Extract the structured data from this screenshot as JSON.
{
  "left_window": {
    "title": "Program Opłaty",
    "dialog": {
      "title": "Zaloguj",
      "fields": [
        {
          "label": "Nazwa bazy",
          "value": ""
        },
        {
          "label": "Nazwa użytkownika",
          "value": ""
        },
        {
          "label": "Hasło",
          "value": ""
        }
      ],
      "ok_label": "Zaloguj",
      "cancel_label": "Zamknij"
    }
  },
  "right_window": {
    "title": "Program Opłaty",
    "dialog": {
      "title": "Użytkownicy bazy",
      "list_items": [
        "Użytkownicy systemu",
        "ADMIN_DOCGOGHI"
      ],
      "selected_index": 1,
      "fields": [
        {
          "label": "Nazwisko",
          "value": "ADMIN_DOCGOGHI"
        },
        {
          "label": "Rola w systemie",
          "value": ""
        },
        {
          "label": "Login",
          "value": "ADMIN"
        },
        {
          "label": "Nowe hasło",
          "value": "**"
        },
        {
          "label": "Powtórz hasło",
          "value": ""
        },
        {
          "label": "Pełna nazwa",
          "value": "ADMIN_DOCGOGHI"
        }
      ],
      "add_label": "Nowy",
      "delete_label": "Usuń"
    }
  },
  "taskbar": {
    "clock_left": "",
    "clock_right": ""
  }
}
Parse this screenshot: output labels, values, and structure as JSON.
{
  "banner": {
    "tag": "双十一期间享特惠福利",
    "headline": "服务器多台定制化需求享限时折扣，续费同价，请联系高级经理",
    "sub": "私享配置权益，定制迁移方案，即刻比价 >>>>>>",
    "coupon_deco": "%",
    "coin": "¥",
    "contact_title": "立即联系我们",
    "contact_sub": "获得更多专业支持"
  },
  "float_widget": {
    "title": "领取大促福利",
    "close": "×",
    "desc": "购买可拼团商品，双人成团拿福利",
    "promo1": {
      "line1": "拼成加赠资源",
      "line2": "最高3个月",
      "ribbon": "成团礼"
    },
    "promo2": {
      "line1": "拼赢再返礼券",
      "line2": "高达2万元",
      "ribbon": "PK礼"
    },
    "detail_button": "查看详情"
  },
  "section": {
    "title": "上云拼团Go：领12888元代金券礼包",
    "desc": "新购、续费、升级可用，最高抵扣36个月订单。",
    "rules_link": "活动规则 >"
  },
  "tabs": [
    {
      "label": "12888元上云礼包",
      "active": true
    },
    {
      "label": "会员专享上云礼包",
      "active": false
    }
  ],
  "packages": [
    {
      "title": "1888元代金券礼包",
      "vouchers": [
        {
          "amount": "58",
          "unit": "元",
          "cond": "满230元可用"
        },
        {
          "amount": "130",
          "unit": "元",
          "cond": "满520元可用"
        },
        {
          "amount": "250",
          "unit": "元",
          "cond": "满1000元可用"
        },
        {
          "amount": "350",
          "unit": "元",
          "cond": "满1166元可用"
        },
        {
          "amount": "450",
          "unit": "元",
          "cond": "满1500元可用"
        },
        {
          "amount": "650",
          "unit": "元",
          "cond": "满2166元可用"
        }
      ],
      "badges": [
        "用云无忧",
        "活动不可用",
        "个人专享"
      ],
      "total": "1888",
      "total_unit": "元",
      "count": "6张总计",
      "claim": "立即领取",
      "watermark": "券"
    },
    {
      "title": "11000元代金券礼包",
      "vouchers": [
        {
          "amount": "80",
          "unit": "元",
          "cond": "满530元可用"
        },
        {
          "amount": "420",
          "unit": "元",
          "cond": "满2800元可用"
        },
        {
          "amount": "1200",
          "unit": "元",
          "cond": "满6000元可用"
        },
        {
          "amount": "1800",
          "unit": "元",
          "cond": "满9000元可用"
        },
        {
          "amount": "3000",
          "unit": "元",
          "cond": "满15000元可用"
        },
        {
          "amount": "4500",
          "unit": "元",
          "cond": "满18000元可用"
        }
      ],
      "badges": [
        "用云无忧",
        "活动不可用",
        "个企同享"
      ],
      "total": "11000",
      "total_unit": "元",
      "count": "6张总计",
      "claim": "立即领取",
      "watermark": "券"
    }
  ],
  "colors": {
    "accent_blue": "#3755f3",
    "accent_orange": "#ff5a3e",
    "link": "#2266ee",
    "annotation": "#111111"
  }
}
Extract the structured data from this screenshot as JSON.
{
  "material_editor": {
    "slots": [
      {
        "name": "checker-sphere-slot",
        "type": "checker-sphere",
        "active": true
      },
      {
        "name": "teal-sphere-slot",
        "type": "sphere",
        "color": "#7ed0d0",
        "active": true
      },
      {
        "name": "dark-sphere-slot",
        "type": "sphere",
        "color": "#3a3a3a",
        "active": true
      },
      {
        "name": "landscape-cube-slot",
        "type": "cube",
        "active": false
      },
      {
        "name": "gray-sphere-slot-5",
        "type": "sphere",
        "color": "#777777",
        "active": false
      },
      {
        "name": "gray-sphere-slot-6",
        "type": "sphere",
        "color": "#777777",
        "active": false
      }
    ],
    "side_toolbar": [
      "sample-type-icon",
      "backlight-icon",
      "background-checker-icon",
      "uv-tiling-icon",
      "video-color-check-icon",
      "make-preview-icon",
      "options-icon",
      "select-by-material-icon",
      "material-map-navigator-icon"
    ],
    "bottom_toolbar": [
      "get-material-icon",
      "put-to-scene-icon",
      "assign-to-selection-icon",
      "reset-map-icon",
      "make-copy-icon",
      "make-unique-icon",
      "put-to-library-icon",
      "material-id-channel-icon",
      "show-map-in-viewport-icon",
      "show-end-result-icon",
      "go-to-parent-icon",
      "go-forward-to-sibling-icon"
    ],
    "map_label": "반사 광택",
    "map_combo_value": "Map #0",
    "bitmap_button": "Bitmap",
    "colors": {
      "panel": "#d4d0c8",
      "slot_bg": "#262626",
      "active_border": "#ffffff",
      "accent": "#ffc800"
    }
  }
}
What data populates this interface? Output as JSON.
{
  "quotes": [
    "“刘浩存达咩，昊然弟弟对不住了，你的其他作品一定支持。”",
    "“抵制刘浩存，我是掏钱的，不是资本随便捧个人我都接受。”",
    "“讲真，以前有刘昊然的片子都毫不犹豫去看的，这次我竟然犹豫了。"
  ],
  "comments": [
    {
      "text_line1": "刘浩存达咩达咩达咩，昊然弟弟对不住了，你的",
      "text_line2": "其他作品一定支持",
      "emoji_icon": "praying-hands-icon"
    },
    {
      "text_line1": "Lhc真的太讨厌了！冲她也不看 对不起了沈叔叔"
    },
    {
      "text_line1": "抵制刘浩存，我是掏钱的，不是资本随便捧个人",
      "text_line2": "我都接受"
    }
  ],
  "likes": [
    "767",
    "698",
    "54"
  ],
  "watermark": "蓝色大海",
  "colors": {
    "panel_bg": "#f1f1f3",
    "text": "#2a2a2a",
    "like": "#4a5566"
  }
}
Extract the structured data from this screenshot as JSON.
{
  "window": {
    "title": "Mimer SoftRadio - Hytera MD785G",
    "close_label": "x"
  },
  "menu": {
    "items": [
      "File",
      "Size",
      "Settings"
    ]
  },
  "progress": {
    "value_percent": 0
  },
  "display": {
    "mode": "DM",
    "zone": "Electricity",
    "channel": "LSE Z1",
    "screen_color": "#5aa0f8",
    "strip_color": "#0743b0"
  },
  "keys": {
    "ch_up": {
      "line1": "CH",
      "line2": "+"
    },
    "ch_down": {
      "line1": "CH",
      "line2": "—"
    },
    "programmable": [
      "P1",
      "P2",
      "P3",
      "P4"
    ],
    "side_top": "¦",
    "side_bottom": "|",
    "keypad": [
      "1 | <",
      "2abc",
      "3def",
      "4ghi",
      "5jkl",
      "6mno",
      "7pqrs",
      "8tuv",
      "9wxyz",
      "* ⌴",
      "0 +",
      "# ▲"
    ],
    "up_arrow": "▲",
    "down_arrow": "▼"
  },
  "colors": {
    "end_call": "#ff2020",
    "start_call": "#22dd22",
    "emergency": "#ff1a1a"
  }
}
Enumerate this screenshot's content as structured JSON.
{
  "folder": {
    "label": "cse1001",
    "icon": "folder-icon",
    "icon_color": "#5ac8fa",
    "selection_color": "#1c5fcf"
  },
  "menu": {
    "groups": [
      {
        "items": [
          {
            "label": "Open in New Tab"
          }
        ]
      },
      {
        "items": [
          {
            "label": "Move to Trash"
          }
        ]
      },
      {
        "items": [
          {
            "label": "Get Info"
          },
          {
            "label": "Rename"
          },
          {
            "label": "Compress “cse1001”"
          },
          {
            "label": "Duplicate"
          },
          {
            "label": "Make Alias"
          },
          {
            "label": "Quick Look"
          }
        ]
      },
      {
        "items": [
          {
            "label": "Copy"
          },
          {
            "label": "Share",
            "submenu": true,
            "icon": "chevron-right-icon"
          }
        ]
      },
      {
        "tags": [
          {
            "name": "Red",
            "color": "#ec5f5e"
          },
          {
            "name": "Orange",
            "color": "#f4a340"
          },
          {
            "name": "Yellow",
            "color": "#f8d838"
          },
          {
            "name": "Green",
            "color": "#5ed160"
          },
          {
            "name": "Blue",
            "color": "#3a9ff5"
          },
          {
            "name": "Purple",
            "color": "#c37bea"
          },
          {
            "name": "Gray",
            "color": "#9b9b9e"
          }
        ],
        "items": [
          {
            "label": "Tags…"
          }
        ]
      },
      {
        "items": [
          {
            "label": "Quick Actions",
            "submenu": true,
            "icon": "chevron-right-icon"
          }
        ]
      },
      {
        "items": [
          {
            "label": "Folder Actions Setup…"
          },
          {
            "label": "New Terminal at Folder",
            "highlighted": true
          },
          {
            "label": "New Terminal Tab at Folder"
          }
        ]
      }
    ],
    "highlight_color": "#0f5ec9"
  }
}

******

▶ **Requirement**: Only the number is wanted: how many lines in the preceding entries hold the string "抵制刘浩存"?

▶ **Finished task**: 2